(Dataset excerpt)
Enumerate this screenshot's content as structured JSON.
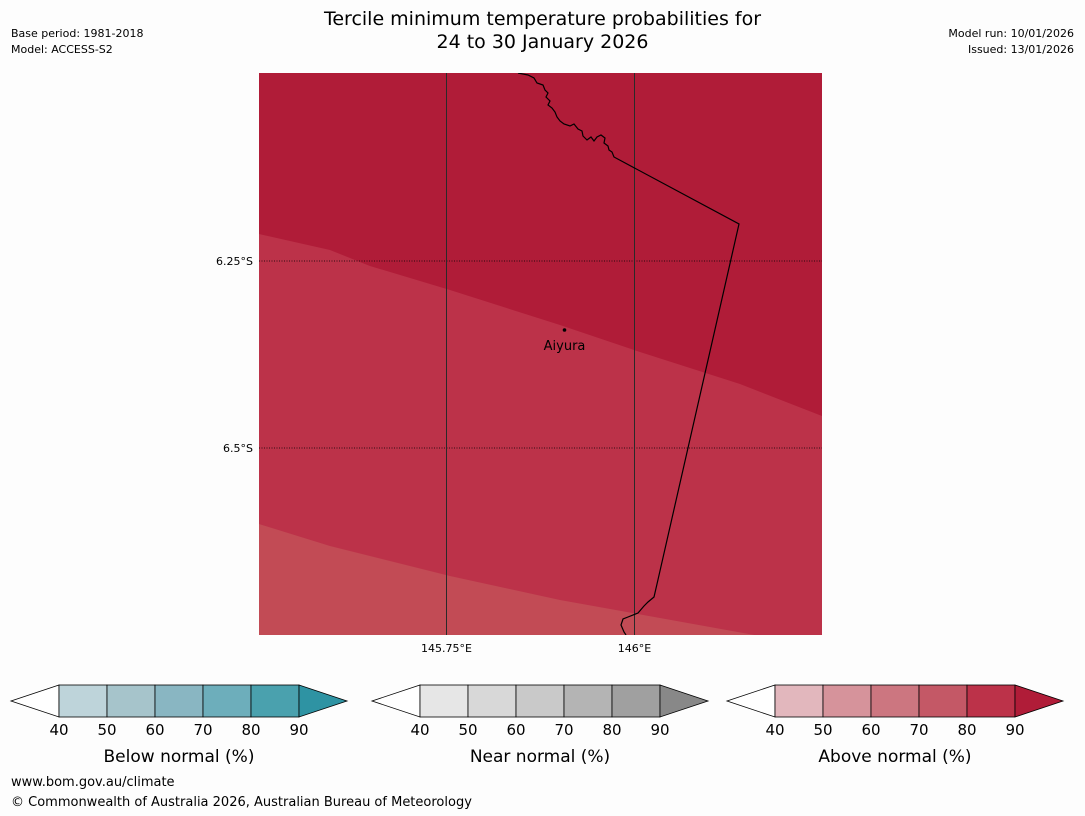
{
  "title": {
    "line1": "Tercile minimum temperature probabilities for",
    "line2": "24 to 30 January 2026"
  },
  "meta": {
    "base_period": "Base period: 1981-2018",
    "model": "Model: ACCESS-S2",
    "model_run": "Model run: 10/01/2026",
    "issued": "Issued: 13/01/2026"
  },
  "map": {
    "lat_labels": [
      "6.25°S",
      "6.5°S"
    ],
    "lon_labels": [
      "145.75°E",
      "146°E"
    ],
    "place": "Aiyura",
    "colors": {
      "band_90": "#b01c38",
      "band_80": "#bc3249",
      "band_70": "#c24b55",
      "border": "#000000"
    }
  },
  "colorbars": [
    {
      "name": "below",
      "label": "Below normal (%)",
      "ticks": [
        "40",
        "50",
        "60",
        "70",
        "80",
        "90"
      ],
      "colors": [
        "#ffffff",
        "#bed4da",
        "#a6c4cb",
        "#89b6c2",
        "#6daebb",
        "#4aa1ae",
        "#2e93a3"
      ]
    },
    {
      "name": "near",
      "label": "Near normal (%)",
      "ticks": [
        "40",
        "50",
        "60",
        "70",
        "80",
        "90"
      ],
      "colors": [
        "#ffffff",
        "#e6e6e6",
        "#d8d8d8",
        "#c9c9c9",
        "#b4b4b4",
        "#a0a0a0",
        "#888888"
      ]
    },
    {
      "name": "above",
      "label": "Above normal (%)",
      "ticks": [
        "40",
        "50",
        "60",
        "70",
        "80",
        "90"
      ],
      "colors": [
        "#ffffff",
        "#e2b7bd",
        "#d6939b",
        "#cc7680",
        "#c45866",
        "#bc3249",
        "#b01c38"
      ]
    }
  ],
  "footer": {
    "url": "www.bom.gov.au/climate",
    "copyright": "© Commonwealth of Australia 2026, Australian Bureau of Meteorology"
  }
}
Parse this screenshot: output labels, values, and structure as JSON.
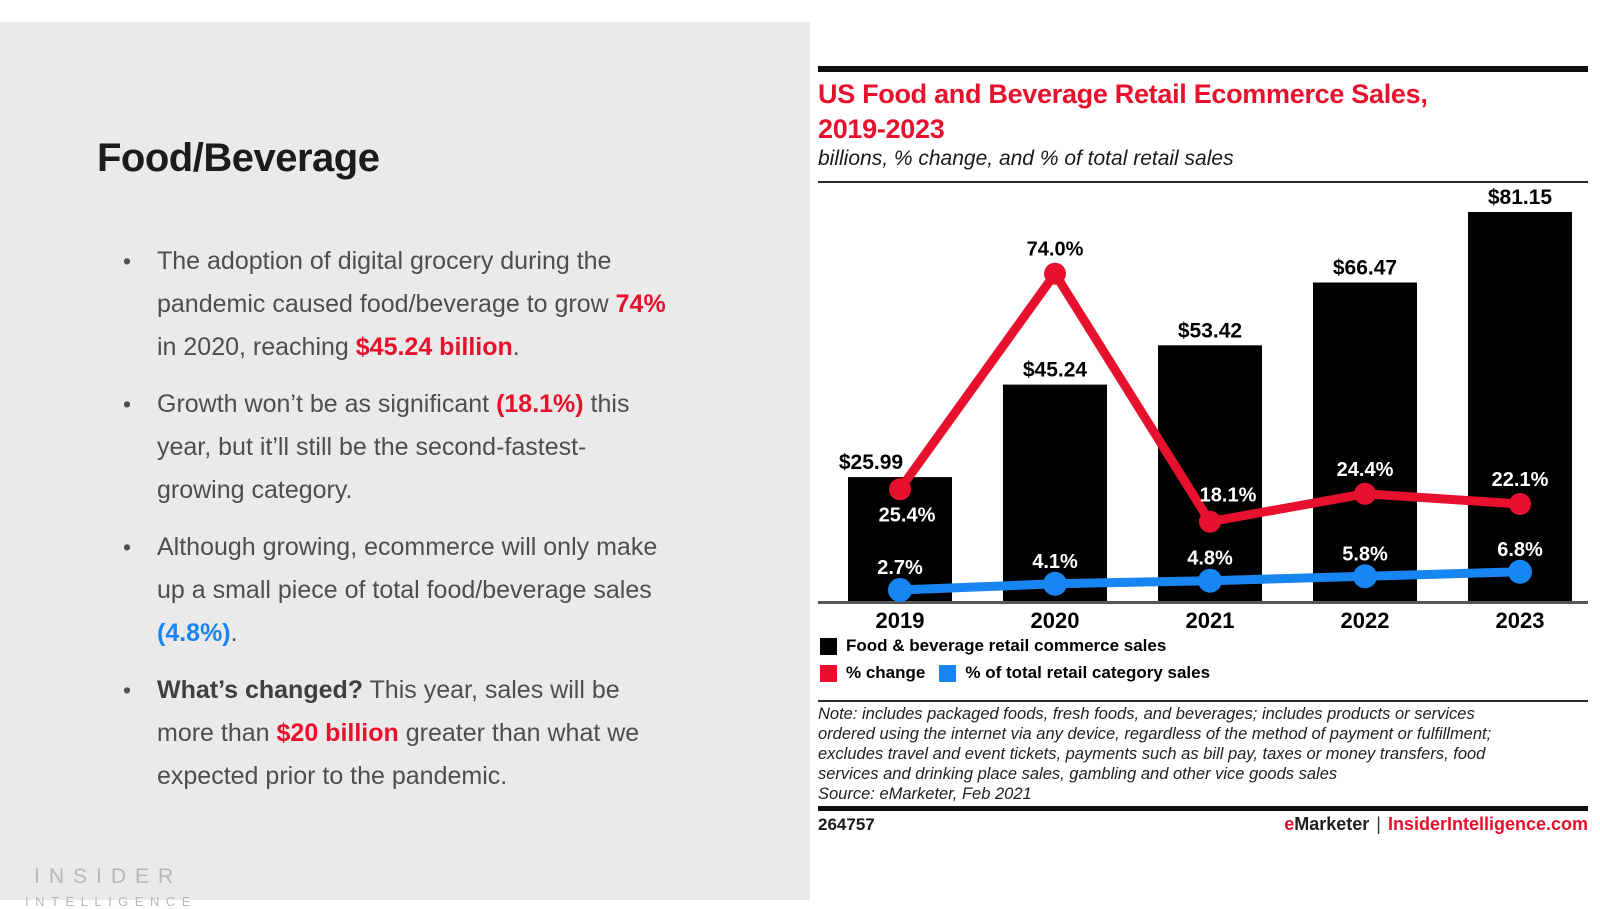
{
  "left_panel": {
    "heading": "Food/Beverage",
    "bullets": [
      {
        "segments": [
          {
            "t": "The adoption of digital grocery during the\npandemic caused food/beverage to grow "
          },
          {
            "t": "74%",
            "s": "red"
          },
          {
            "t": "\nin 2020, reaching "
          },
          {
            "t": "$45.24 billion",
            "s": "red"
          },
          {
            "t": "."
          }
        ]
      },
      {
        "segments": [
          {
            "t": "Growth won’t be as significant "
          },
          {
            "t": "(18.1%)",
            "s": "red"
          },
          {
            "t": " this\nyear, but it’ll still be the second-fastest-\ngrowing category."
          }
        ]
      },
      {
        "segments": [
          {
            "t": "Although growing, ecommerce will only make\nup a small piece of total food/beverage sales\n"
          },
          {
            "t": "(4.8%)",
            "s": "blue"
          },
          {
            "t": "."
          }
        ]
      },
      {
        "segments": [
          {
            "t": "What’s changed?",
            "s": "bold"
          },
          {
            "t": " This year, sales will be\nmore than "
          },
          {
            "t": "$20 billion",
            "s": "red"
          },
          {
            "t": " greater than what we\nexpected prior to the pandemic."
          }
        ]
      }
    ],
    "watermark": {
      "line1": "INSIDER",
      "line2": "INTELLIGENCE"
    }
  },
  "chart_panel": {
    "title": "US Food and Beverage Retail Ecommerce Sales,\n2019-2023",
    "subtitle": "billions, % change, and % of total retail sales",
    "note": "Note: includes packaged foods, fresh foods, and beverages; includes products or services\nordered using the internet via any device, regardless of the method of payment or fulfillment;\nexcludes travel and event tickets, payments such as bill pay, taxes or money transfers, food\nservices and drinking place sales, gambling and other vice goods sales",
    "source": "Source: eMarketer, Feb 2021",
    "footer": {
      "chart_id": "264757",
      "brand_e": "e",
      "brand_rest": "Marketer",
      "separator": "|",
      "site": "InsiderIntelligence.com"
    }
  },
  "chart_data": {
    "type": "bar",
    "title": "US Food and Beverage Retail Ecommerce Sales, 2019-2023",
    "subtitle": "billions, % change, and % of total retail sales",
    "categories": [
      "2019",
      "2020",
      "2021",
      "2022",
      "2023"
    ],
    "series": [
      {
        "name": "Food & beverage retail commerce sales",
        "type": "bar",
        "unit": "$ billions",
        "color": "#000000",
        "values": [
          25.99,
          45.24,
          53.42,
          66.47,
          81.15
        ],
        "labels": [
          "$25.99",
          "$45.24",
          "$53.42",
          "$66.47",
          "$81.15"
        ],
        "label_color": "#000000"
      },
      {
        "name": "% change",
        "type": "line",
        "unit": "%",
        "color": "#E8112D",
        "values": [
          25.4,
          74.0,
          18.1,
          24.4,
          22.1
        ],
        "labels": [
          "25.4%",
          "74.0%",
          "18.1%",
          "24.4%",
          "22.1%"
        ],
        "label_colors": [
          "#ffffff",
          "#000000",
          "#ffffff",
          "#ffffff",
          "#ffffff"
        ]
      },
      {
        "name": "% of total retail category sales",
        "type": "line",
        "unit": "%",
        "color": "#1786F3",
        "values": [
          2.7,
          4.1,
          4.8,
          5.8,
          6.8
        ],
        "labels": [
          "2.7%",
          "4.1%",
          "4.8%",
          "5.8%",
          "6.8%"
        ],
        "label_colors": [
          "#ffffff",
          "#ffffff",
          "#ffffff",
          "#ffffff",
          "#ffffff"
        ]
      }
    ],
    "axes": {
      "x": "years",
      "value_axis_visible": false,
      "bar_ylim": [
        0,
        85
      ],
      "pct_ylim": [
        0,
        95
      ]
    },
    "grid": false,
    "legend_position": "bottom-left",
    "annotations": "all values labeled directly on chart"
  }
}
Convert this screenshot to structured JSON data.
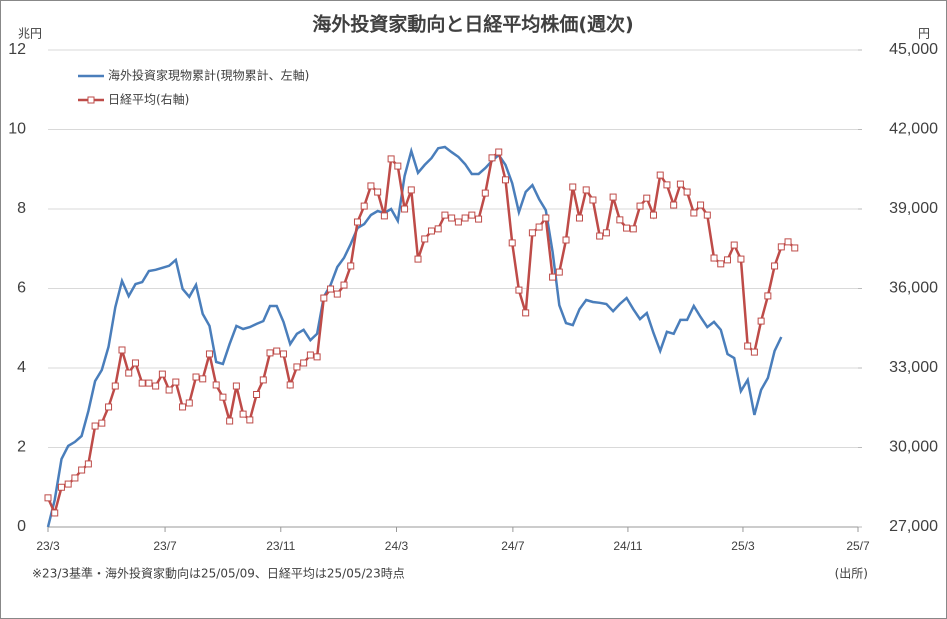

- **Task goal**
Each line of the data is to be duplicated exactly; pictures stay out of the copy.

- **Output of the task**
Enumerate this screenshot's content as structured JSON.
{
  "title": {
    "line1": "Tercile minimum temperature probabilities for",
    "line2": "24 to 30 January 2026"
  },
  "meta": {
    "base_period": "Base period: 1981-2018",
    "model": "Model: ACCESS-S2",
    "model_run": "Model run: 10/01/2026",
    "issued": "Issued: 13/01/2026"
  },
  "map": {
    "lat_labels": [
      "6.25°S",
      "6.5°S"
    ],
    "lon_labels": [
      "145.75°E",
      "146°E"
    ],
    "place": "Aiyura",
    "colors": {
      "band_90": "#b01c38",
      "band_80": "#bc3249",
      "band_70": "#c24b55",
      "border": "#000000"
    }
  },
  "colorbars": [
    {
      "name": "below",
      "label": "Below normal (%)",
      "ticks": [
        "40",
        "50",
        "60",
        "70",
        "80",
        "90"
      ],
      "colors": [
        "#ffffff",
        "#bed4da",
        "#a6c4cb",
        "#89b6c2",
        "#6daebb",
        "#4aa1ae",
        "#2e93a3"
      ]
    },
    {
      "name": "near",
      "label": "Near normal (%)",
      "ticks": [
        "40",
        "50",
        "60",
        "70",
        "80",
        "90"
      ],
      "colors": [
        "#ffffff",
        "#e6e6e6",
        "#d8d8d8",
        "#c9c9c9",
        "#b4b4b4",
        "#a0a0a0",
        "#888888"
      ]
    },
    {
      "name": "above",
      "label": "Above normal (%)",
      "ticks": [
        "40",
        "50",
        "60",
        "70",
        "80",
        "90"
      ],
      "colors": [
        "#ffffff",
        "#e2b7bd",
        "#d6939b",
        "#cc7680",
        "#c45866",
        "#bc3249",
        "#b01c38"
      ]
    }
  ],
  "footer": {
    "url": "www.bom.gov.au/climate",
    "copyright": "© Commonwealth of Australia 2026, Australian Bureau of Meteorology"
  }
}
Parse this screenshot: output labels, values, and structure as JSON.
{
  "left_panel": {
    "heading": "Food/Beverage",
    "bullets": [
      {
        "segments": [
          {
            "t": "The adoption of digital grocery during the\npandemic caused food/beverage to grow "
          },
          {
            "t": "74%",
            "s": "red"
          },
          {
            "t": "\nin 2020, reaching "
          },
          {
            "t": "$45.24 billion",
            "s": "red"
          },
          {
            "t": "."
          }
        ]
      },
      {
        "segments": [
          {
            "t": "Growth won’t be as significant "
          },
          {
            "t": "(18.1%)",
            "s": "red"
          },
          {
            "t": " this\nyear, but it’ll still be the second-fastest-\ngrowing category."
          }
        ]
      },
      {
        "segments": [
          {
            "t": "Although growing, ecommerce will only make\nup a small piece of total food/beverage sales\n"
          },
          {
            "t": "(4.8%)",
            "s": "blue"
          },
          {
            "t": "."
          }
        ]
      },
      {
        "segments": [
          {
            "t": "What’s changed?",
            "s": "bold"
          },
          {
            "t": " This year, sales will be\nmore than "
          },
          {
            "t": "$20 billion",
            "s": "red"
          },
          {
            "t": " greater than what we\nexpected prior to the pandemic."
          }
        ]
      }
    ],
    "watermark": {
      "line1": "INSIDER",
      "line2": "INTELLIGENCE"
    }
  },
  "chart_panel": {
    "title": "US Food and Beverage Retail Ecommerce Sales,\n2019-2023",
    "subtitle": "billions, % change, and % of total retail sales",
    "note": "Note: includes packaged foods, fresh foods, and beverages; includes products or services\nordered using the internet via any device, regardless of the method of payment or fulfillment;\nexcludes travel and event tickets, payments such as bill pay, taxes or money transfers, food\nservices and drinking place sales, gambling and other vice goods sales",
    "source": "Source: eMarketer, Feb 2021",
    "footer": {
      "chart_id": "264757",
      "brand_e": "e",
      "brand_rest": "Marketer",
      "separator": "|",
      "site": "InsiderIntelligence.com"
    }
  },
  "chart_data": {
    "type": "bar",
    "title": "US Food and Beverage Retail Ecommerce Sales, 2019-2023",
    "subtitle": "billions, % change, and % of total retail sales",
    "categories": [
      "2019",
      "2020",
      "2021",
      "2022",
      "2023"
    ],
    "series": [
      {
        "name": "Food & beverage retail commerce sales",
        "type": "bar",
        "unit": "$ billions",
        "color": "#000000",
        "values": [
          25.99,
          45.24,
          53.42,
          66.47,
          81.15
        ],
        "labels": [
          "$25.99",
          "$45.24",
          "$53.42",
          "$66.47",
          "$81.15"
        ],
        "label_color": "#000000"
      },
      {
        "name": "% change",
        "type": "line",
        "unit": "%",
        "color": "#E8112D",
        "values": [
          25.4,
          74.0,
          18.1,
          24.4,
          22.1
        ],
        "labels": [
          "25.4%",
          "74.0%",
          "18.1%",
          "24.4%",
          "22.1%"
        ],
        "label_colors": [
          "#ffffff",
          "#000000",
          "#ffffff",
          "#ffffff",
          "#ffffff"
        ]
      },
      {
        "name": "% of total retail category sales",
        "type": "line",
        "unit": "%",
        "color": "#1786F3",
        "values": [
          2.7,
          4.1,
          4.8,
          5.8,
          6.8
        ],
        "labels": [
          "2.7%",
          "4.1%",
          "4.8%",
          "5.8%",
          "6.8%"
        ],
        "label_colors": [
          "#ffffff",
          "#ffffff",
          "#ffffff",
          "#ffffff",
          "#ffffff"
        ]
      }
    ],
    "axes": {
      "x": "years",
      "value_axis_visible": false,
      "bar_ylim": [
        0,
        85
      ],
      "pct_ylim": [
        0,
        95
      ]
    },
    "grid": false,
    "legend_position": "bottom-left",
    "annotations": "all values labeled directly on chart"
  }
}
Convert this screenshot to structured JSON data.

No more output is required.